Exercise requirements - Pull out every line with the word "Party" from the entries below.

Dataset excerpts -
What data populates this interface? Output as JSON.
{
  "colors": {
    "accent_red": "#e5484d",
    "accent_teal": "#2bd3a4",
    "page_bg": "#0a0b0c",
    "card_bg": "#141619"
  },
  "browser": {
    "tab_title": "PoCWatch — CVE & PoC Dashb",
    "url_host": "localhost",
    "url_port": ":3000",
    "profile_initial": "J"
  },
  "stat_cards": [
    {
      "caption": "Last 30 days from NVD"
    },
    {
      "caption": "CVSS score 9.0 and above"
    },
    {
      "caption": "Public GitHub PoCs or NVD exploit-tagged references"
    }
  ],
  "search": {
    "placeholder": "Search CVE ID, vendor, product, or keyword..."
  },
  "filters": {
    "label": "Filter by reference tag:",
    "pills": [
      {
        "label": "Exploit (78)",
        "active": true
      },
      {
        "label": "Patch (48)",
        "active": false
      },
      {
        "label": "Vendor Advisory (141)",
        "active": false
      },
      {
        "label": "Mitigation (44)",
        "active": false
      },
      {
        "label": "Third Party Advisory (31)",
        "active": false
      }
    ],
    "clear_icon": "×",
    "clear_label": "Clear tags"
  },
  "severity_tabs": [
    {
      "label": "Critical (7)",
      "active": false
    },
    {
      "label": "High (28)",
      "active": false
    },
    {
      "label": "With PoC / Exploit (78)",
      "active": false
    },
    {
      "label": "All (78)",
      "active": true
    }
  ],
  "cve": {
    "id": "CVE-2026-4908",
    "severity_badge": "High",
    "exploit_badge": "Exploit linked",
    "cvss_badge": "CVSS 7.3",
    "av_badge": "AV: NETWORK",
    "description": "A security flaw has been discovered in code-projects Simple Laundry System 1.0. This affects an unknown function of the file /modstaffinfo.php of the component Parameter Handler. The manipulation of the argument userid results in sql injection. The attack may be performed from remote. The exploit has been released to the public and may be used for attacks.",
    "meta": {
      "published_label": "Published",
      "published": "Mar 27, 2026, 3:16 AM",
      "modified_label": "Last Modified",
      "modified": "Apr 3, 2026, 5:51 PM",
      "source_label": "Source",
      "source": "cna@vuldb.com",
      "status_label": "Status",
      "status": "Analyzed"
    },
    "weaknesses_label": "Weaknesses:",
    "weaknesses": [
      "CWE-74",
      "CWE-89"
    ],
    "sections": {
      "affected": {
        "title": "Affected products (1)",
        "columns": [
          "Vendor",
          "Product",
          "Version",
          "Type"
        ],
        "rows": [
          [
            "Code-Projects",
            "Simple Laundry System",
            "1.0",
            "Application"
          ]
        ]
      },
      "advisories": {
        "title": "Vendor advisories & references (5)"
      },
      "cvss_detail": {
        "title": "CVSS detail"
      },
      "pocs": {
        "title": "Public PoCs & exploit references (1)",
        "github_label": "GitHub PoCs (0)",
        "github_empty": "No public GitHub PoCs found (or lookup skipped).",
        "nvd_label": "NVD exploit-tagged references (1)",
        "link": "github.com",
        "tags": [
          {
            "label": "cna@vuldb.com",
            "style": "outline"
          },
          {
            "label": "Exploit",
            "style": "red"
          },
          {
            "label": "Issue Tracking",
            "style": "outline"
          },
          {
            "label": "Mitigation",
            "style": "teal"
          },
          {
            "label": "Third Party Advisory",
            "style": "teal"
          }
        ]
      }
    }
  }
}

Result below -
        "label": "Third Party Advisory (31)",
            "label": "Third Party Advisory",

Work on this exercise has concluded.